-- PROBLEM TO SOLVE --
Collect from the data below each line with "expanded".

-- GIVEN RECORDS --
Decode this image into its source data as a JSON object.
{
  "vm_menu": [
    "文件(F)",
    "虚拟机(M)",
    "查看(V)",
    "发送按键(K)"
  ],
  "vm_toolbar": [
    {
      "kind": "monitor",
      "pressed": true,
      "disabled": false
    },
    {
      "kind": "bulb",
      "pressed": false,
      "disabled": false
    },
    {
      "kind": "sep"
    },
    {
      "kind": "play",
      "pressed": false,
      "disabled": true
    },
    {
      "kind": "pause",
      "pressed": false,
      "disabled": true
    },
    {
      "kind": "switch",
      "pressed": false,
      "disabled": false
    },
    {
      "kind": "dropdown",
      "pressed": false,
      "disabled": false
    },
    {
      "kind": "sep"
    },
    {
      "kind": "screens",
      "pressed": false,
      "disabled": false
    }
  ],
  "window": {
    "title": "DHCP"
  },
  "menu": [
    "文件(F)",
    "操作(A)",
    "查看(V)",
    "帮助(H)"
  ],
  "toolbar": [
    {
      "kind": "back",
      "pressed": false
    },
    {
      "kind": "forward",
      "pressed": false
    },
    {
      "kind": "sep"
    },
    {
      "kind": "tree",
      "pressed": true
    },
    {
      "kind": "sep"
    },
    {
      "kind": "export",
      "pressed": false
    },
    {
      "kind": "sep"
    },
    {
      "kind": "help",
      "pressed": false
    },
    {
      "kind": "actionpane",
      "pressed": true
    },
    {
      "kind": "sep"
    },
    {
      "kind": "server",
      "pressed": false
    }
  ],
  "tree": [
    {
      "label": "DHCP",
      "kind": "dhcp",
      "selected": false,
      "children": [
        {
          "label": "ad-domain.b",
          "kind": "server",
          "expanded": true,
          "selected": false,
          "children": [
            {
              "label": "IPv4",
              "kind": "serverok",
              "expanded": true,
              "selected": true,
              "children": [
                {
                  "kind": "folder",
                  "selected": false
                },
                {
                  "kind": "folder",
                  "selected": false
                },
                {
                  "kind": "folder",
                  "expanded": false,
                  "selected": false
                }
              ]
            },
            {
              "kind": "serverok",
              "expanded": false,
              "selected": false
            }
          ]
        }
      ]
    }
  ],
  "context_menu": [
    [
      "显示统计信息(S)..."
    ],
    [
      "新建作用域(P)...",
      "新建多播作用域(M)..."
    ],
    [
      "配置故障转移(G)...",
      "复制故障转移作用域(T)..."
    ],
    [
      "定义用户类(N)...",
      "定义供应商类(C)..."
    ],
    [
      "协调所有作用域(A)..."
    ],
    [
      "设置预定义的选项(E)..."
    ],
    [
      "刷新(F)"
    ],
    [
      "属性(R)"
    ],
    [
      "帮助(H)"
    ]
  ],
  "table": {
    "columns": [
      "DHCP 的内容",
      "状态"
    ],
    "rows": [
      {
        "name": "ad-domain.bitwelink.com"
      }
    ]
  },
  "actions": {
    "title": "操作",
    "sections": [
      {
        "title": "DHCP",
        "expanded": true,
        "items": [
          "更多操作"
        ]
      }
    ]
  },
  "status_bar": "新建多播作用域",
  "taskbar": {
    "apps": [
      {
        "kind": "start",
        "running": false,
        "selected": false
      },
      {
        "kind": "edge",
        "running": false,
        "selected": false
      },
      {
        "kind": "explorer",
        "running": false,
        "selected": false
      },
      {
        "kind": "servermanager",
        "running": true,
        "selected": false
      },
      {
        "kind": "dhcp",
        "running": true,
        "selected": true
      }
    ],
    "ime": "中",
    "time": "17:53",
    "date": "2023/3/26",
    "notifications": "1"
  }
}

-- WRITTEN RESPONSE --
          "expanded": true,
              "expanded": true,
                  "expanded": false,
              "expanded": false,
        "expanded": true,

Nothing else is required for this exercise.